• Task: Exactly as written, print each record in the listing.

• Items:
● ● ● ● ● ● ●

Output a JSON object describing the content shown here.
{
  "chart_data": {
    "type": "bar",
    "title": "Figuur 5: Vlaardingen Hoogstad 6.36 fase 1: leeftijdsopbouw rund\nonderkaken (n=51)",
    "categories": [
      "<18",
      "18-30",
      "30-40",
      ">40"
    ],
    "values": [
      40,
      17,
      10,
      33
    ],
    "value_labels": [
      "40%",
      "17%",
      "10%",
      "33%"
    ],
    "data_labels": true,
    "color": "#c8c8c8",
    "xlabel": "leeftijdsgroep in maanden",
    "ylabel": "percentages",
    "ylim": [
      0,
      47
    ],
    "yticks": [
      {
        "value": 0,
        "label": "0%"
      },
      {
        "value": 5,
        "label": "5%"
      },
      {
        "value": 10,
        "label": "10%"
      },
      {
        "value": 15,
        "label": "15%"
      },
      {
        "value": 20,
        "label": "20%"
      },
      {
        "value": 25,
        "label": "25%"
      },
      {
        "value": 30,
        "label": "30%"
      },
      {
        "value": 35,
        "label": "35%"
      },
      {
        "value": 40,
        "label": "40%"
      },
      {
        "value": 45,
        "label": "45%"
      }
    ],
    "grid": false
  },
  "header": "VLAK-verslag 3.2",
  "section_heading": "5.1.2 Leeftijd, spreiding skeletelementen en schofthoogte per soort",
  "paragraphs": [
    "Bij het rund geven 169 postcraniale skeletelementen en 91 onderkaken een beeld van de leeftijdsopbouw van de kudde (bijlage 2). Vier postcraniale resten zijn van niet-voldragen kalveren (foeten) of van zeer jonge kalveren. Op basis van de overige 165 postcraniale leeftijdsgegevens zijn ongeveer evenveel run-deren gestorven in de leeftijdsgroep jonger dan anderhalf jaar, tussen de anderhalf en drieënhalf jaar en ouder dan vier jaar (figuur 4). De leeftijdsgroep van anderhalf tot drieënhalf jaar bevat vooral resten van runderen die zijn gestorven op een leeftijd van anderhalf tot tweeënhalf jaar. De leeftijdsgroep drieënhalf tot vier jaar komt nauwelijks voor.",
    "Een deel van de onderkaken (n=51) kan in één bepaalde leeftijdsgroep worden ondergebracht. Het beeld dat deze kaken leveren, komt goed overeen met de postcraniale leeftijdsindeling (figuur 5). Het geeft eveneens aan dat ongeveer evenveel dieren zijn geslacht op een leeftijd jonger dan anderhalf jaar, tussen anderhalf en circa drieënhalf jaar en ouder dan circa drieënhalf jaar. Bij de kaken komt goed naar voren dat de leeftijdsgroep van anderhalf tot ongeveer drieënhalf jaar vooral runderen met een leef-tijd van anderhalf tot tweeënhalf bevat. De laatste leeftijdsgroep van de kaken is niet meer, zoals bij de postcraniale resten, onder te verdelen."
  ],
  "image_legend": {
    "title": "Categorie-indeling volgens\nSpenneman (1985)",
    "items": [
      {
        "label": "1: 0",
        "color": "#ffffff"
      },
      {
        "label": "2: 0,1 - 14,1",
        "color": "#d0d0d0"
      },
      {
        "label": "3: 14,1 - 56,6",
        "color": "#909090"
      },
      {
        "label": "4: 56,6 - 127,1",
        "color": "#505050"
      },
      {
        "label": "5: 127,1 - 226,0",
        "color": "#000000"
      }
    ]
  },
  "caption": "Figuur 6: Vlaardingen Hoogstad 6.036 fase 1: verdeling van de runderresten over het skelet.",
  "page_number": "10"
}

● ● ● ● ● ● ●

• Task answer:
Output a JSON object describing the content shown here.
{
  "chart_data": {
    "type": "bar",
    "title": "Figuur 5: Vlaardingen Hoogstad 6.36 fase 1: leeftijdsopbouw rund\nonderkaken (n=51)",
    "categories": [
      "<18",
      "18-30",
      "30-40",
      ">40"
    ],
    "values": [
      40,
      17,
      10,
      33
    ],
    "value_labels": [
      "40%",
      "17%",
      "10%",
      "33%"
    ],
    "data_labels": true,
    "color": "#c8c8c8",
    "xlabel": "leeftijdsgroep in maanden",
    "ylabel": "percentages",
    "ylim": [
      0,
      47
    ],
    "yticks": [
      {
        "value": 0,
        "label": "0%"
      },
      {
        "value": 5,
        "label": "5%"
      },
      {
        "value": 10,
        "label": "10%"
      },
      {
        "value": 15,
        "label": "15%"
      },
      {
        "value": 20,
        "label": "20%"
      },
      {
        "value": 25,
        "label": "25%"
      },
      {
        "value": 30,
        "label": "30%"
      },
      {
        "value": 35,
        "label": "35%"
      },
      {
        "value": 40,
        "label": "40%"
      },
      {
        "value": 45,
        "label": "45%"
      }
    ],
    "grid": false
  },
  "header": "VLAK-verslag 3.2",
  "section_heading": "5.1.2 Leeftijd, spreiding skeletelementen en schofthoogte per soort",
  "paragraphs": [
    "Bij het rund geven 169 postcraniale skeletelementen en 91 onderkaken een beeld van de leeftijdsopbouw van de kudde (bijlage 2). Vier postcraniale resten zijn van niet-voldragen kalveren (foeten) of van zeer jonge kalveren. Op basis van de overige 165 postcraniale leeftijdsgegevens zijn ongeveer evenveel run-deren gestorven in de leeftijdsgroep jonger dan anderhalf jaar, tussen de anderhalf en drieënhalf jaar en ouder dan vier jaar (figuur 4). De leeftijdsgroep van anderhalf tot drieënhalf jaar bevat vooral resten van runderen die zijn gestorven op een leeftijd van anderhalf tot tweeënhalf jaar. De leeftijdsgroep drieënhalf tot vier jaar komt nauwelijks voor.",
    "Een deel van de onderkaken (n=51) kan in één bepaalde leeftijdsgroep worden ondergebracht. Het beeld dat deze kaken leveren, komt goed overeen met de postcraniale leeftijdsindeling (figuur 5). Het geeft eveneens aan dat ongeveer evenveel dieren zijn geslacht op een leeftijd jonger dan anderhalf jaar, tussen anderhalf en circa drieënhalf jaar en ouder dan circa drieënhalf jaar. Bij de kaken komt goed naar voren dat de leeftijdsgroep van anderhalf tot ongeveer drieënhalf jaar vooral runderen met een leef-tijd van anderhalf tot tweeënhalf bevat. De laatste leeftijdsgroep van de kaken is niet meer, zoals bij de postcraniale resten, onder te verdelen."
  ],
  "image_legend": {
    "title": "Categorie-indeling volgens\nSpenneman (1985)",
    "items": [
      {
        "label": "1: 0",
        "color": "#ffffff"
      },
      {
        "label": "2: 0,1 - 14,1",
        "color": "#d0d0d0"
      },
      {
        "label": "3: 14,1 - 56,6",
        "color": "#909090"
      },
      {
        "label": "4: 56,6 - 127,1",
        "color": "#505050"
      },
      {
        "label": "5: 127,1 - 226,0",
        "color": "#000000"
      }
    ]
  },
  "caption": "Figuur 6: Vlaardingen Hoogstad 6.036 fase 1: verdeling van de runderresten over het skelet.",
  "page_number": "10"
}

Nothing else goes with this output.